··· Materials provided ···

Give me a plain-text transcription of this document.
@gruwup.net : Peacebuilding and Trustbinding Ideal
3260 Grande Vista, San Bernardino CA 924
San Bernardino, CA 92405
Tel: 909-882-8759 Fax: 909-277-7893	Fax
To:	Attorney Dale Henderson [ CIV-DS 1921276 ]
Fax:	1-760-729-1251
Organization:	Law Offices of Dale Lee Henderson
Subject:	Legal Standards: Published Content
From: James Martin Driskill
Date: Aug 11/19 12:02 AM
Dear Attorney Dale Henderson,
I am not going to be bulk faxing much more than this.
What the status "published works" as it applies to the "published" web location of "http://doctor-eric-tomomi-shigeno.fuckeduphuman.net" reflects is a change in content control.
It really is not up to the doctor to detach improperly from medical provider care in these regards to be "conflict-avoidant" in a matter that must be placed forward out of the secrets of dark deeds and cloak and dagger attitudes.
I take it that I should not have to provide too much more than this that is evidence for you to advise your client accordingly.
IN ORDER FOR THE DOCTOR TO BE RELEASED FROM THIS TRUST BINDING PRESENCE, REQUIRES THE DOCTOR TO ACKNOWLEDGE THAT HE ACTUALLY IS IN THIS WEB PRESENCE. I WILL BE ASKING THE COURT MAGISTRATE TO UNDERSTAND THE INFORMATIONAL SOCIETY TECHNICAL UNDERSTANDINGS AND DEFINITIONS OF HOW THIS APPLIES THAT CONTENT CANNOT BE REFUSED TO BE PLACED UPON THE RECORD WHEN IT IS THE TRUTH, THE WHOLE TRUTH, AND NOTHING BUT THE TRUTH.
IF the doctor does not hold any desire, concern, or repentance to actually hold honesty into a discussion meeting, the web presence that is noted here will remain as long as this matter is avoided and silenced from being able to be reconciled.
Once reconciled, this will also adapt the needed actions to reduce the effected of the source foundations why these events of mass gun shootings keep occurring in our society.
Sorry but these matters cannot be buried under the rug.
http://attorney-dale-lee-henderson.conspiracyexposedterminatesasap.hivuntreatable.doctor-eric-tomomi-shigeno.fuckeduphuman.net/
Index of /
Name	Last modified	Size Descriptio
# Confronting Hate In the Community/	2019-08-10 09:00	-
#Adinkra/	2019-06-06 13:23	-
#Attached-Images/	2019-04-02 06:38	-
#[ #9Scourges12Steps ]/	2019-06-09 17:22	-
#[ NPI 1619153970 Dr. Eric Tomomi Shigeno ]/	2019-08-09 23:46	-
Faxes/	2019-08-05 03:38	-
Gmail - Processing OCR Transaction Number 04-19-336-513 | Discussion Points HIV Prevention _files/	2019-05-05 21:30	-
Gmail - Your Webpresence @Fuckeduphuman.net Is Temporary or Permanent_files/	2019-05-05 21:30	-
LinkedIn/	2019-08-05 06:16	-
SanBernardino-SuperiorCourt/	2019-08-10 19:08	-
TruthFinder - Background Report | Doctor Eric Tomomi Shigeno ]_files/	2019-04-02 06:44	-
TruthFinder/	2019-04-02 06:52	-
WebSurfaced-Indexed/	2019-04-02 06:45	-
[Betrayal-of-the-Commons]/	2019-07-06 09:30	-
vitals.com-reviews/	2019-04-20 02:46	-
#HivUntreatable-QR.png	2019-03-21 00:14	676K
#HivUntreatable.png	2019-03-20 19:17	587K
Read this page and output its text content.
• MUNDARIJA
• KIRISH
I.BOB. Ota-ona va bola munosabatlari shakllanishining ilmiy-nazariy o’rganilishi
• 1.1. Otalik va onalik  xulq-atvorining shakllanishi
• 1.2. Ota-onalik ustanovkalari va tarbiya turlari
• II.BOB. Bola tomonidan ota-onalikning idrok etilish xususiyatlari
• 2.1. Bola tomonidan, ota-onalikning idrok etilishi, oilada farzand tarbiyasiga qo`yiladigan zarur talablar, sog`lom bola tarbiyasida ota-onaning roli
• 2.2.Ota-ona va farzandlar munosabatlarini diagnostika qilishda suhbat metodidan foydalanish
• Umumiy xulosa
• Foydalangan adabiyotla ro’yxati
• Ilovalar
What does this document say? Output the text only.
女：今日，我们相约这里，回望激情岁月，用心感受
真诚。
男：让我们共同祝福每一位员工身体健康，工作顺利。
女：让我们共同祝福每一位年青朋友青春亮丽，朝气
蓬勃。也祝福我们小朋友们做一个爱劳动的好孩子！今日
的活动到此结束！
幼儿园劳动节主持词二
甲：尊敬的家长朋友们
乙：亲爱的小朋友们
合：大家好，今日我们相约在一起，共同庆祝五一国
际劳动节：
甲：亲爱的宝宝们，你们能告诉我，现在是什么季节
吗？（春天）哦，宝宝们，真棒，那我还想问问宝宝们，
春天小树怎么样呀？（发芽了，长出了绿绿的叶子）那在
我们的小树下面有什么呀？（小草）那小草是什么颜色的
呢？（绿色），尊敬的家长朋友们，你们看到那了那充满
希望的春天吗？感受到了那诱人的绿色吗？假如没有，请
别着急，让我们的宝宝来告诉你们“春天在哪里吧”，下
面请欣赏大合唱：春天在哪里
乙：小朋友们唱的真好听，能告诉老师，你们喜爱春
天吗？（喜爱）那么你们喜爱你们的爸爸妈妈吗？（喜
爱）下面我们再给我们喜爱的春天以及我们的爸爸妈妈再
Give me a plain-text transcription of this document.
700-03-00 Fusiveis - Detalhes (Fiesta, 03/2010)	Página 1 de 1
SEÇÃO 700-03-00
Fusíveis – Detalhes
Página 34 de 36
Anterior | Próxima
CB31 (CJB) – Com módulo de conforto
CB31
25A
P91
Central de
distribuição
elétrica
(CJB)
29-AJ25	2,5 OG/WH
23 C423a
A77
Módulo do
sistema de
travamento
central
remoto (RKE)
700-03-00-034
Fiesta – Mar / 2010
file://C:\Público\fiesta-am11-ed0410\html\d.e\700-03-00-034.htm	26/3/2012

···

Extract all of the data exactly as written.

Give me a plain-text transcription of this document.
@gruwup.net : Peacebuilding and Trustbinding Ideal
3260 Grande Vista, San Bernardino CA 924
San Bernardino, CA 92405
Tel: 909-882-8759 Fax: 909-277-7893	Fax
To:	Attorney Dale Henderson [ CIV-DS 1921276 ]
Fax:	1-760-729-1251
Organization:	Law Offices of Dale Lee Henderson
Subject:	Legal Standards: Published Content
From: James Martin Driskill
Date: Aug 11/19 12:02 AM
Dear Attorney Dale Henderson,
I am not going to be bulk faxing much more than this.
What the status "published works" as it applies to the "published" web location of "http://doctor-eric-tomomi-shigeno.fuckeduphuman.net" reflects is a change in content control.
It really is not up to the doctor to detach improperly from medical provider care in these regards to be "conflict-avoidant" in a matter that must be placed forward out of the secrets of dark deeds and cloak and dagger attitudes.
I take it that I should not have to provide too much more than this that is evidence for you to advise your client accordingly.
IN ORDER FOR THE DOCTOR TO BE RELEASED FROM THIS TRUST BINDING PRESENCE, REQUIRES THE DOCTOR TO ACKNOWLEDGE THAT HE ACTUALLY IS IN THIS WEB PRESENCE. I WILL BE ASKING THE COURT MAGISTRATE TO UNDERSTAND THE INFORMATIONAL SOCIETY TECHNICAL UNDERSTANDINGS AND DEFINITIONS OF HOW THIS APPLIES THAT CONTENT CANNOT BE REFUSED TO BE PLACED UPON THE RECORD WHEN IT IS THE TRUTH, THE WHOLE TRUTH, AND NOTHING BUT THE TRUTH.
IF the doctor does not hold any desire, concern, or repentance to actually hold honesty into a discussion meeting, the web presence that is noted here will remain as long as this matter is avoided and silenced from being able to be reconciled.
Once reconciled, this will also adapt the needed actions to reduce the effected of the source foundations why these events of mass gun shootings keep occurring in our society.
Sorry but these matters cannot be buried under the rug.
http://attorney-dale-lee-henderson.conspiracyexposedterminatesasap.hivuntreatable.doctor-eric-tomomi-shigeno.fuckeduphuman.net/
Index of /
Name	Last modified	Size Descriptio
# Confronting Hate In the Community/	2019-08-10 09:00	-
#Adinkra/	2019-06-06 13:23	-
#Attached-Images/	2019-04-02 06:38	-
#[ #9Scourges12Steps ]/	2019-06-09 17:22	-
#[ NPI 1619153970 Dr. Eric Tomomi Shigeno ]/	2019-08-09 23:46	-
Faxes/	2019-08-05 03:38	-
Gmail - Processing OCR Transaction Number 04-19-336-513 | Discussion Points HIV Prevention _files/	2019-05-05 21:30	-
Gmail - Your Webpresence @Fuckeduphuman.net Is Temporary or Permanent_files/	2019-05-05 21:30	-
LinkedIn/	2019-08-05 06:16	-
SanBernardino-SuperiorCourt/	2019-08-10 19:08	-
TruthFinder - Background Report | Doctor Eric Tomomi Shigeno ]_files/	2019-04-02 06:44	-
TruthFinder/	2019-04-02 06:52	-
WebSurfaced-Indexed/	2019-04-02 06:45	-
[Betrayal-of-the-Commons]/	2019-07-06 09:30	-
vitals.com-reviews/	2019-04-20 02:46	-
#HivUntreatable-QR.png	2019-03-21 00:14	676K
#HivUntreatable.png	2019-03-20 19:17	587K
Read this page and output its text content.
• MUNDARIJA
• KIRISH
I.BOB. Ota-ona va bola munosabatlari shakllanishining ilmiy-nazariy o’rganilishi
• 1.1. Otalik va onalik  xulq-atvorining shakllanishi
• 1.2. Ota-onalik ustanovkalari va tarbiya turlari
• II.BOB. Bola tomonidan ota-onalikning idrok etilish xususiyatlari
• 2.1. Bola tomonidan, ota-onalikning idrok etilishi, oilada farzand tarbiyasiga qo`yiladigan zarur talablar, sog`lom bola tarbiyasida ota-onaning roli
• 2.2.Ota-ona va farzandlar munosabatlarini diagnostika qilishda suhbat metodidan foydalanish
• Umumiy xulosa
• Foydalangan adabiyotla ro’yxati
• Ilovalar
What does this document say? Output the text only.
女：今日，我们相约这里，回望激情岁月，用心感受
真诚。
男：让我们共同祝福每一位员工身体健康，工作顺利。
女：让我们共同祝福每一位年青朋友青春亮丽，朝气
蓬勃。也祝福我们小朋友们做一个爱劳动的好孩子！今日
的活动到此结束！
幼儿园劳动节主持词二
甲：尊敬的家长朋友们
乙：亲爱的小朋友们
合：大家好，今日我们相约在一起，共同庆祝五一国
际劳动节：
甲：亲爱的宝宝们，你们能告诉我，现在是什么季节
吗？（春天）哦，宝宝们，真棒，那我还想问问宝宝们，
春天小树怎么样呀？（发芽了，长出了绿绿的叶子）那在
我们的小树下面有什么呀？（小草）那小草是什么颜色的
呢？（绿色），尊敬的家长朋友们，你们看到那了那充满
希望的春天吗？感受到了那诱人的绿色吗？假如没有，请
别着急，让我们的宝宝来告诉你们“春天在哪里吧”，下
面请欣赏大合唱：春天在哪里
乙：小朋友们唱的真好听，能告诉老师，你们喜爱春
天吗？（喜爱）那么你们喜爱你们的爸爸妈妈吗？（喜
爱）下面我们再给我们喜爱的春天以及我们的爸爸妈妈再
Give me a plain-text transcription of this document.
700-03-00 Fusiveis - Detalhes (Fiesta, 03/2010)	Página 1 de 1
SEÇÃO 700-03-00
Fusíveis – Detalhes
Página 34 de 36
Anterior | Próxima
CB31 (CJB) – Com módulo de conforto
CB31
25A
P91
Central de
distribuição
elétrica
(CJB)
29-AJ25	2,5 OG/WH
23 C423a
A77
Módulo do
sistema de
travamento
central
remoto (RKE)
700-03-00-034
Fiesta – Mar / 2010
file://C:\Público\fiesta-am11-ed0410\html\d.e\700-03-00-034.htm	26/3/2012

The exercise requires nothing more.